>> begin

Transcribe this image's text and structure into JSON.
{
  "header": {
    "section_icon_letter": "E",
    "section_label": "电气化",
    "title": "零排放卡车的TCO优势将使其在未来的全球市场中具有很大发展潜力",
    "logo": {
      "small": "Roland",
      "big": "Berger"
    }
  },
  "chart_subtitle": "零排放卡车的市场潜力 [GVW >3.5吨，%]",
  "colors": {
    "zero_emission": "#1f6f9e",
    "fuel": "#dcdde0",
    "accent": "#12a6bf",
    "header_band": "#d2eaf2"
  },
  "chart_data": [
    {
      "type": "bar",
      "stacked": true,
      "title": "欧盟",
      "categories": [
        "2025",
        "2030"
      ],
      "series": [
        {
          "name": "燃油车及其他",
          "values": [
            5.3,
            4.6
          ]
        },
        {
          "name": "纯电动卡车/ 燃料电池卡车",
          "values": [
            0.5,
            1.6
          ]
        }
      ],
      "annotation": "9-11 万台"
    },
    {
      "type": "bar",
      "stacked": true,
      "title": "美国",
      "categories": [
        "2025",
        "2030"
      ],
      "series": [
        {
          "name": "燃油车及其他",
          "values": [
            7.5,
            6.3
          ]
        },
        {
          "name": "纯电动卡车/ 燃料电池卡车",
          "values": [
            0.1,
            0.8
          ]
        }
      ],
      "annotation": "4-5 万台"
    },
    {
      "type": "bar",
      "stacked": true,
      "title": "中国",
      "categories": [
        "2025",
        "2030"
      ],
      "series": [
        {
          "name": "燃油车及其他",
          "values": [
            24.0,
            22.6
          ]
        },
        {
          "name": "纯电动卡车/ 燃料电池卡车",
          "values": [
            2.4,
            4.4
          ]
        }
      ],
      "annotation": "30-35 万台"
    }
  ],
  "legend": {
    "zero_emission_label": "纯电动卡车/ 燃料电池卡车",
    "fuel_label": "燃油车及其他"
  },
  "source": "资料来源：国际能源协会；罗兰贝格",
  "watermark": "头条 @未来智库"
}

>> end

[Exercise] The lines above should be duplicated exactly.

[Completed task]
Transcribe this image's text and structure into JSON.
{
  "header": {
    "section_icon_letter": "E",
    "section_label": "电气化",
    "title": "零排放卡车的TCO优势将使其在未来的全球市场中具有很大发展潜力",
    "logo": {
      "small": "Roland",
      "big": "Berger"
    }
  },
  "chart_subtitle": "零排放卡车的市场潜力 [GVW >3.5吨，%]",
  "colors": {
    "zero_emission": "#1f6f9e",
    "fuel": "#dcdde0",
    "accent": "#12a6bf",
    "header_band": "#d2eaf2"
  },
  "chart_data": [
    {
      "type": "bar",
      "stacked": true,
      "title": "欧盟",
      "categories": [
        "2025",
        "2030"
      ],
      "series": [
        {
          "name": "燃油车及其他",
          "values": [
            5.3,
            4.6
          ]
        },
        {
          "name": "纯电动卡车/ 燃料电池卡车",
          "values": [
            0.5,
            1.6
          ]
        }
      ],
      "annotation": "9-11 万台"
    },
    {
      "type": "bar",
      "stacked": true,
      "title": "美国",
      "categories": [
        "2025",
        "2030"
      ],
      "series": [
        {
          "name": "燃油车及其他",
          "values": [
            7.5,
            6.3
          ]
        },
        {
          "name": "纯电动卡车/ 燃料电池卡车",
          "values": [
            0.1,
            0.8
          ]
        }
      ],
      "annotation": "4-5 万台"
    },
    {
      "type": "bar",
      "stacked": true,
      "title": "中国",
      "categories": [
        "2025",
        "2030"
      ],
      "series": [
        {
          "name": "燃油车及其他",
          "values": [
            24.0,
            22.6
          ]
        },
        {
          "name": "纯电动卡车/ 燃料电池卡车",
          "values": [
            2.4,
            4.4
          ]
        }
      ],
      "annotation": "30-35 万台"
    }
  ],
  "legend": {
    "zero_emission_label": "纯电动卡车/ 燃料电池卡车",
    "fuel_label": "燃油车及其他"
  },
  "source": "资料来源：国际能源协会；罗兰贝格",
  "watermark": "头条 @未来智库"
}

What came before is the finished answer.